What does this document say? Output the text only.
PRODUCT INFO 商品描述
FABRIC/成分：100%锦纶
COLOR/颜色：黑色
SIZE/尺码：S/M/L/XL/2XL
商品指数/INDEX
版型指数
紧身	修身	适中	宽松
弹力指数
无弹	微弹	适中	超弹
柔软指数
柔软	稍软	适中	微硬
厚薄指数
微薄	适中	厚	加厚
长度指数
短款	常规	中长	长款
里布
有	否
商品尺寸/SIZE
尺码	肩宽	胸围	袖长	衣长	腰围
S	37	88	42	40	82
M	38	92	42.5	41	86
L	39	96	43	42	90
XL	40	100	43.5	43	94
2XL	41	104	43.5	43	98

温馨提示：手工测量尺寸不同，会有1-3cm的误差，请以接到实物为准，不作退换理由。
═══
_Direction_
Output all of the material exactly as written.

_Output for this task_
What does this document say? Output the text only.
PRODUCT INFO 商品描述
FABRIC/成分：100%锦纶
COLOR/颜色：黑色
SIZE/尺码：S/M/L/XL/2XL
商品指数/INDEX
版型指数
紧身	修身	适中	宽松
弹力指数
无弹	微弹	适中	超弹
柔软指数
柔软	稍软	适中	微硬
厚薄指数
微薄	适中	厚	加厚
长度指数
短款	常规	中长	长款
里布
有	否
商品尺寸/SIZE
尺码	肩宽	胸围	袖长	衣长	腰围
S	37	88	42	40	82
M	38	92	42.5	41	86
L	39	96	43	42	90
XL	40	100	43.5	43	94
2XL	41	104	43.5	43	98

温馨提示：手工测量尺寸不同，会有1-3cm的误差，请以接到实物为准，不作退换理由。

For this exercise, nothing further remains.